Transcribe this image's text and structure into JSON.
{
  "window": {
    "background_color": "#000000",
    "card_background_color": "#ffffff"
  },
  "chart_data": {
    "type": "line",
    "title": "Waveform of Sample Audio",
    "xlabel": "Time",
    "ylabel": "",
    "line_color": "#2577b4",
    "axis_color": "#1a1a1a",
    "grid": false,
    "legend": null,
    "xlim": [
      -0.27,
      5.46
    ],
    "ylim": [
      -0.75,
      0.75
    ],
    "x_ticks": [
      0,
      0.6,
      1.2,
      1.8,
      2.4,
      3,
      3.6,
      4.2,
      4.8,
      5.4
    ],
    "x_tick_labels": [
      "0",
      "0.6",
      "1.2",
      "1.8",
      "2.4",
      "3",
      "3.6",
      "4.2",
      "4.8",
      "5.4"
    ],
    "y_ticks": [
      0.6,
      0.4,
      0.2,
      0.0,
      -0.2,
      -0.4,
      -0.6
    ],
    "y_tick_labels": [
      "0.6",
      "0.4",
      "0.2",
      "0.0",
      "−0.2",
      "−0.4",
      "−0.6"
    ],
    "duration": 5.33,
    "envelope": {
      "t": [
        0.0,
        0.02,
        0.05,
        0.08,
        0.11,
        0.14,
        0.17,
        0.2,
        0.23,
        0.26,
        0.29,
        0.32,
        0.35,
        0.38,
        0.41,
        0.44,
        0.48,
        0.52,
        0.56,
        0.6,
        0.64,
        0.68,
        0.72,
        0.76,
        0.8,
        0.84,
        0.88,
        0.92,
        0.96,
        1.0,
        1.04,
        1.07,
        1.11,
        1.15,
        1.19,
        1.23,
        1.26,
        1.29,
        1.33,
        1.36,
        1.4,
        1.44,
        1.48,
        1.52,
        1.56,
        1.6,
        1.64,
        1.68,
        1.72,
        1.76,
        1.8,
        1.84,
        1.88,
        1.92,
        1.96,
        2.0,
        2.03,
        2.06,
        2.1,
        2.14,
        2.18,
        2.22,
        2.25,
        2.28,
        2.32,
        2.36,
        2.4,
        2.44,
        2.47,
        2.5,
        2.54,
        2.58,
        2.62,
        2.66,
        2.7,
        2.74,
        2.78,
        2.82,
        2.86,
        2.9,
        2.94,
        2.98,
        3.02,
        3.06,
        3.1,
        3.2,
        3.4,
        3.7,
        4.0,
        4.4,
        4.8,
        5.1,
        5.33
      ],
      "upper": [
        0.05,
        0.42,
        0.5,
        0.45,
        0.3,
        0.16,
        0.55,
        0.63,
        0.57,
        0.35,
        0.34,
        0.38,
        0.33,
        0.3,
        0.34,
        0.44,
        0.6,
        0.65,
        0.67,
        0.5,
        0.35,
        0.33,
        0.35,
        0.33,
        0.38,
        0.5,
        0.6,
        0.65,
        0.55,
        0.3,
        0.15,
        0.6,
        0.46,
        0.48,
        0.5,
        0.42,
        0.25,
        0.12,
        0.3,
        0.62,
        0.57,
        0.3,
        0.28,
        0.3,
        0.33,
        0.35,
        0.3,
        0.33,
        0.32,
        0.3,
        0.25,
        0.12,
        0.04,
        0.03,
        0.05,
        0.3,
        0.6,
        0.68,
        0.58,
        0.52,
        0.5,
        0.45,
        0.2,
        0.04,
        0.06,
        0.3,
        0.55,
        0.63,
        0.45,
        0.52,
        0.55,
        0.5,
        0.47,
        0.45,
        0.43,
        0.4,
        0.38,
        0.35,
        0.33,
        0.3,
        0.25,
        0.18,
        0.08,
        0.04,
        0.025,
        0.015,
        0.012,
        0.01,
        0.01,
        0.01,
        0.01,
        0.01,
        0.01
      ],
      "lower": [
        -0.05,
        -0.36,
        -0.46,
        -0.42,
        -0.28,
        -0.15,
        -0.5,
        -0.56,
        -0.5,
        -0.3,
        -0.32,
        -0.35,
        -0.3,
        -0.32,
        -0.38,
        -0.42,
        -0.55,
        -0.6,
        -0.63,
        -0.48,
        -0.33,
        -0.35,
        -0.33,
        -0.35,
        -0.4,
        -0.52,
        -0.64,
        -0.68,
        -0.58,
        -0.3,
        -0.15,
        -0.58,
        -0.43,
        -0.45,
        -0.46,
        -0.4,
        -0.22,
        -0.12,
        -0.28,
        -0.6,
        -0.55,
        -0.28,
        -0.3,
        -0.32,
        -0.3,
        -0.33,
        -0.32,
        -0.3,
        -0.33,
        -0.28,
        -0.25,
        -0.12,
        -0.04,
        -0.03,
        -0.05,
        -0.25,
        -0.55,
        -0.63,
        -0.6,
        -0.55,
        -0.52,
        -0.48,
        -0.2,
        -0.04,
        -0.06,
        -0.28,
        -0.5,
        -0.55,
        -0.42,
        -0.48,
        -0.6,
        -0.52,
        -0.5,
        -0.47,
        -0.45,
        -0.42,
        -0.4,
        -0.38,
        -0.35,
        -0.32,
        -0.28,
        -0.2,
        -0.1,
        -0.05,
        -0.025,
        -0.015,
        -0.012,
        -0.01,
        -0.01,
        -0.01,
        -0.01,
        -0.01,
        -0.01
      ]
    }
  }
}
--*--
WHAT IS REQUIRED :: Reproduce the data in its entirety, matching each character.

SOLUTION FOR THIS TASK ::
Transcribe this image's text and structure into JSON.
{
  "window": {
    "background_color": "#000000",
    "card_background_color": "#ffffff"
  },
  "chart_data": {
    "type": "line",
    "title": "Waveform of Sample Audio",
    "xlabel": "Time",
    "ylabel": "",
    "line_color": "#2577b4",
    "axis_color": "#1a1a1a",
    "grid": false,
    "legend": null,
    "xlim": [
      -0.27,
      5.46
    ],
    "ylim": [
      -0.75,
      0.75
    ],
    "x_ticks": [
      0,
      0.6,
      1.2,
      1.8,
      2.4,
      3,
      3.6,
      4.2,
      4.8,
      5.4
    ],
    "x_tick_labels": [
      "0",
      "0.6",
      "1.2",
      "1.8",
      "2.4",
      "3",
      "3.6",
      "4.2",
      "4.8",
      "5.4"
    ],
    "y_ticks": [
      0.6,
      0.4,
      0.2,
      0.0,
      -0.2,
      -0.4,
      -0.6
    ],
    "y_tick_labels": [
      "0.6",
      "0.4",
      "0.2",
      "0.0",
      "−0.2",
      "−0.4",
      "−0.6"
    ],
    "duration": 5.33,
    "envelope": {
      "t": [
        0.0,
        0.02,
        0.05,
        0.08,
        0.11,
        0.14,
        0.17,
        0.2,
        0.23,
        0.26,
        0.29,
        0.32,
        0.35,
        0.38,
        0.41,
        0.44,
        0.48,
        0.52,
        0.56,
        0.6,
        0.64,
        0.68,
        0.72,
        0.76,
        0.8,
        0.84,
        0.88,
        0.92,
        0.96,
        1.0,
        1.04,
        1.07,
        1.11,
        1.15,
        1.19,
        1.23,
        1.26,
        1.29,
        1.33,
        1.36,
        1.4,
        1.44,
        1.48,
        1.52,
        1.56,
        1.6,
        1.64,
        1.68,
        1.72,
        1.76,
        1.8,
        1.84,
        1.88,
        1.92,
        1.96,
        2.0,
        2.03,
        2.06,
        2.1,
        2.14,
        2.18,
        2.22,
        2.25,
        2.28,
        2.32,
        2.36,
        2.4,
        2.44,
        2.47,
        2.5,
        2.54,
        2.58,
        2.62,
        2.66,
        2.7,
        2.74,
        2.78,
        2.82,
        2.86,
        2.9,
        2.94,
        2.98,
        3.02,
        3.06,
        3.1,
        3.2,
        3.4,
        3.7,
        4.0,
        4.4,
        4.8,
        5.1,
        5.33
      ],
      "upper": [
        0.05,
        0.42,
        0.5,
        0.45,
        0.3,
        0.16,
        0.55,
        0.63,
        0.57,
        0.35,
        0.34,
        0.38,
        0.33,
        0.3,
        0.34,
        0.44,
        0.6,
        0.65,
        0.67,
        0.5,
        0.35,
        0.33,
        0.35,
        0.33,
        0.38,
        0.5,
        0.6,
        0.65,
        0.55,
        0.3,
        0.15,
        0.6,
        0.46,
        0.48,
        0.5,
        0.42,
        0.25,
        0.12,
        0.3,
        0.62,
        0.57,
        0.3,
        0.28,
        0.3,
        0.33,
        0.35,
        0.3,
        0.33,
        0.32,
        0.3,
        0.25,
        0.12,
        0.04,
        0.03,
        0.05,
        0.3,
        0.6,
        0.68,
        0.58,
        0.52,
        0.5,
        0.45,
        0.2,
        0.04,
        0.06,
        0.3,
        0.55,
        0.63,
        0.45,
        0.52,
        0.55,
        0.5,
        0.47,
        0.45,
        0.43,
        0.4,
        0.38,
        0.35,
        0.33,
        0.3,
        0.25,
        0.18,
        0.08,
        0.04,
        0.025,
        0.015,
        0.012,
        0.01,
        0.01,
        0.01,
        0.01,
        0.01,
        0.01
      ],
      "lower": [
        -0.05,
        -0.36,
        -0.46,
        -0.42,
        -0.28,
        -0.15,
        -0.5,
        -0.56,
        -0.5,
        -0.3,
        -0.32,
        -0.35,
        -0.3,
        -0.32,
        -0.38,
        -0.42,
        -0.55,
        -0.6,
        -0.63,
        -0.48,
        -0.33,
        -0.35,
        -0.33,
        -0.35,
        -0.4,
        -0.52,
        -0.64,
        -0.68,
        -0.58,
        -0.3,
        -0.15,
        -0.58,
        -0.43,
        -0.45,
        -0.46,
        -0.4,
        -0.22,
        -0.12,
        -0.28,
        -0.6,
        -0.55,
        -0.28,
        -0.3,
        -0.32,
        -0.3,
        -0.33,
        -0.32,
        -0.3,
        -0.33,
        -0.28,
        -0.25,
        -0.12,
        -0.04,
        -0.03,
        -0.05,
        -0.25,
        -0.55,
        -0.63,
        -0.6,
        -0.55,
        -0.52,
        -0.48,
        -0.2,
        -0.04,
        -0.06,
        -0.28,
        -0.5,
        -0.55,
        -0.42,
        -0.48,
        -0.6,
        -0.52,
        -0.5,
        -0.47,
        -0.45,
        -0.42,
        -0.4,
        -0.38,
        -0.35,
        -0.32,
        -0.28,
        -0.2,
        -0.1,
        -0.05,
        -0.025,
        -0.015,
        -0.012,
        -0.01,
        -0.01,
        -0.01,
        -0.01,
        -0.01,
        -0.01
      ]
    }
  }
}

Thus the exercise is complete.